CHALLENGE
Read the entries below and pull out each line with the string "screenshot".
--- start ---
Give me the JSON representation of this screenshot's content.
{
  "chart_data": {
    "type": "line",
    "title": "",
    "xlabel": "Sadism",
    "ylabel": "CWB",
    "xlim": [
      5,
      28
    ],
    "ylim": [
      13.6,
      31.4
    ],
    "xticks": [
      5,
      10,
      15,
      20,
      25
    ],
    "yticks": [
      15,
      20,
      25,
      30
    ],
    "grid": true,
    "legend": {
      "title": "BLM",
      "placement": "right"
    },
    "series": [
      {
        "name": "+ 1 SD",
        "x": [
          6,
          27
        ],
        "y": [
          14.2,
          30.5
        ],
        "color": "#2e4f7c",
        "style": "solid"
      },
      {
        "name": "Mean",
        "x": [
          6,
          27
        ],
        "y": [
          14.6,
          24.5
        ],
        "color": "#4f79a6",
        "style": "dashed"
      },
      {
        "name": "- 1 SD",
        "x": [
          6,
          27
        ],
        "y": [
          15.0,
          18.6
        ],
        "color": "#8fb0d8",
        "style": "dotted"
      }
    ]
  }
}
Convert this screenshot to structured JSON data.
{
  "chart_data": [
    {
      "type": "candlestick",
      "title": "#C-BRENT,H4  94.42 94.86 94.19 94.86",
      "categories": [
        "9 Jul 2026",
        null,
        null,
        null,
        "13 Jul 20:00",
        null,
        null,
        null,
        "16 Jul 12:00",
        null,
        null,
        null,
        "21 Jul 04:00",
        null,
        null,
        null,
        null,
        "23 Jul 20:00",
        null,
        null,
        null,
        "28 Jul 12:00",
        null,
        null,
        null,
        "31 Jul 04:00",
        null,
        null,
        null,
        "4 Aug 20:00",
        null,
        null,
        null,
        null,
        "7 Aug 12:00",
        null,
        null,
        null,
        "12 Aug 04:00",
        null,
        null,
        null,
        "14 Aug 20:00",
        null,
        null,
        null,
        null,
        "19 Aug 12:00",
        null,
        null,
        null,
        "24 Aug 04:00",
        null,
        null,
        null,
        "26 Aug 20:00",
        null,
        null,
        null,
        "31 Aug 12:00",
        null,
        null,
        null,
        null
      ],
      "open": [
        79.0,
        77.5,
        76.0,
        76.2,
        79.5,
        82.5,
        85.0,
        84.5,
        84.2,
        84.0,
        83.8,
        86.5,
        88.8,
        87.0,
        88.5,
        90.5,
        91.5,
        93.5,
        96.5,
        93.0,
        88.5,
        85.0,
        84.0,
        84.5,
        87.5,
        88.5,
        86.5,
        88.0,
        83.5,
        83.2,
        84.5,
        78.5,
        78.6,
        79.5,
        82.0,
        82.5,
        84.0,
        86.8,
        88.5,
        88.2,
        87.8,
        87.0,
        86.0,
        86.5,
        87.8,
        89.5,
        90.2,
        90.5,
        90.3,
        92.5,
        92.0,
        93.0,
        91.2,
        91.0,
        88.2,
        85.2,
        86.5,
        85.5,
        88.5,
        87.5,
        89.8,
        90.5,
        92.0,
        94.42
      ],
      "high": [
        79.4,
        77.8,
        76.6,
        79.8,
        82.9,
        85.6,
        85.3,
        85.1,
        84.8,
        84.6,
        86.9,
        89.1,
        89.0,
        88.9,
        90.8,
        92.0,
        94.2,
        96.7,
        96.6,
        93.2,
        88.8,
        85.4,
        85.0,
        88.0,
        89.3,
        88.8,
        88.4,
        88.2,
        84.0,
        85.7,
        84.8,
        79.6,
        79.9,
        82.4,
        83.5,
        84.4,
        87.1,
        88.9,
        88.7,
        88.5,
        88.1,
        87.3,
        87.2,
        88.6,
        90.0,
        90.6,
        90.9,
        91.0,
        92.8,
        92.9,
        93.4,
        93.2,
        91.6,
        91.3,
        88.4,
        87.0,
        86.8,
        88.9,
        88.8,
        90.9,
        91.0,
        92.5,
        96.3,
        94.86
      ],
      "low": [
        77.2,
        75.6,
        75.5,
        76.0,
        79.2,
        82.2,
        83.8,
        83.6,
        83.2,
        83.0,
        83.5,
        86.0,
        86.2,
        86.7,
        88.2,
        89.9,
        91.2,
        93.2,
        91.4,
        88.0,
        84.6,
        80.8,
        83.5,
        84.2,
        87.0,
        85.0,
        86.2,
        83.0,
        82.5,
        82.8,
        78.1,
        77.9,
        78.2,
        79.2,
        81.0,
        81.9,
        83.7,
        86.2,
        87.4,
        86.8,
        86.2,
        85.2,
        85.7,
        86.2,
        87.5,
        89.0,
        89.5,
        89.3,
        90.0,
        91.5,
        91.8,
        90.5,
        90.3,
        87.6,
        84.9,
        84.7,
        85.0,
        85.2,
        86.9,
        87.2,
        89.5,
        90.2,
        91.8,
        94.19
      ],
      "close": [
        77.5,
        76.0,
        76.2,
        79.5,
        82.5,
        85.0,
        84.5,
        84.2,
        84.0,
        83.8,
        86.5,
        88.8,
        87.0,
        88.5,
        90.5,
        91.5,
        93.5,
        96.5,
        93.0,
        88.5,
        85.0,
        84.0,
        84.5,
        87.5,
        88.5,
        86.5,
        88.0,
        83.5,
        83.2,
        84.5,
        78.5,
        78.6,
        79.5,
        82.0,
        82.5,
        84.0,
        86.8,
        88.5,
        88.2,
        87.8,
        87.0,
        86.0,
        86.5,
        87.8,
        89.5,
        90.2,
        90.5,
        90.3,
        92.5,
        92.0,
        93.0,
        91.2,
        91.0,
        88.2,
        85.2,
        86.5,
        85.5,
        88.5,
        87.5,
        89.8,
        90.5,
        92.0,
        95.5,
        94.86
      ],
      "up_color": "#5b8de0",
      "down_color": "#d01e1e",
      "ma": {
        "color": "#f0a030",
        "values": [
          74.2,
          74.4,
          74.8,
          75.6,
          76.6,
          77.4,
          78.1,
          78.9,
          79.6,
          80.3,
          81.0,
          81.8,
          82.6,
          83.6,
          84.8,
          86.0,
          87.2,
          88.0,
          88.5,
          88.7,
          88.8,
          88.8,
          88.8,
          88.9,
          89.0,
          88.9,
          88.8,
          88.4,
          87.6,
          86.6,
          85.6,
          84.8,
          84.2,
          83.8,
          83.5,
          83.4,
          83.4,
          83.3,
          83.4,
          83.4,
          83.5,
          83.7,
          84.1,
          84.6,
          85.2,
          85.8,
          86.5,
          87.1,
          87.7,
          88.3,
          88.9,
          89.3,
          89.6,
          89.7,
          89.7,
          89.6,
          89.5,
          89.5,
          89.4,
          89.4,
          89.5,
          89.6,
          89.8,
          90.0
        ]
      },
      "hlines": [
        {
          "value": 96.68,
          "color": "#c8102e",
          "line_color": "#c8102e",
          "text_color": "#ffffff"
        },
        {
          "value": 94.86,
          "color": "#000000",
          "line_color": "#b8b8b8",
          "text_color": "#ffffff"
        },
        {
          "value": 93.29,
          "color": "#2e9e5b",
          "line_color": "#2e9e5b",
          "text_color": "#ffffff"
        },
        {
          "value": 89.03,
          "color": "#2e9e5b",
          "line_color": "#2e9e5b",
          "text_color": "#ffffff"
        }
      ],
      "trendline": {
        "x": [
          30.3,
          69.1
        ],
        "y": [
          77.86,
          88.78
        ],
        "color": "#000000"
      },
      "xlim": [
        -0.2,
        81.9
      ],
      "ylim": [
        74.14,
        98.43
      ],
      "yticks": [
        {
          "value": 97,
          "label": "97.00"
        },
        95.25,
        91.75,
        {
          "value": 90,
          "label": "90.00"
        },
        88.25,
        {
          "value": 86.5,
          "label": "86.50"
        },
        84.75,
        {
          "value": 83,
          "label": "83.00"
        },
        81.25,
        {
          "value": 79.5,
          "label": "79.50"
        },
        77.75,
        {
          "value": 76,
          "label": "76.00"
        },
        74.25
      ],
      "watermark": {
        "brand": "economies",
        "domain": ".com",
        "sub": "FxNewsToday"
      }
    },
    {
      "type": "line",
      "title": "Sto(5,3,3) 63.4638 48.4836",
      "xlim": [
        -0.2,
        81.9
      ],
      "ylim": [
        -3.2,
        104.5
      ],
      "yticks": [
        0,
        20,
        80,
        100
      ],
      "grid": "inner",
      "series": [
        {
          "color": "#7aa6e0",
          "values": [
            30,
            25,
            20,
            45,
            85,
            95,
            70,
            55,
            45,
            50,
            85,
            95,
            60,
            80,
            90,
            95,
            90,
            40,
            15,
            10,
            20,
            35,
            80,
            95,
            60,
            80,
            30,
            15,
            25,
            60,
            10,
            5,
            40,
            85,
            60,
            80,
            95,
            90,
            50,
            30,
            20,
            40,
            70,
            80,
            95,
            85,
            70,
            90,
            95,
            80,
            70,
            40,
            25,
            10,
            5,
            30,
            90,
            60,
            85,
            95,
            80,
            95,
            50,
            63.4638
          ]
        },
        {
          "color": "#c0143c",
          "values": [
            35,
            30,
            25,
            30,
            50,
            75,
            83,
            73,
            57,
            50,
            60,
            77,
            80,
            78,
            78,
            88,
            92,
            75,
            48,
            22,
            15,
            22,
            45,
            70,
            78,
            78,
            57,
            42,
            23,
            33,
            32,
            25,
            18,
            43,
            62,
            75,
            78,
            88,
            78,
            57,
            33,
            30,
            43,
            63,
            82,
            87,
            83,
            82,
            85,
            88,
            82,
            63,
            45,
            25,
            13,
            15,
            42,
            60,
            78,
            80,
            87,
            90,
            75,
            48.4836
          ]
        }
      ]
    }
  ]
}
--- end ---
RESULT
Give me the JSON representation of this screenshot's content.
Convert this screenshot to structured JSON data.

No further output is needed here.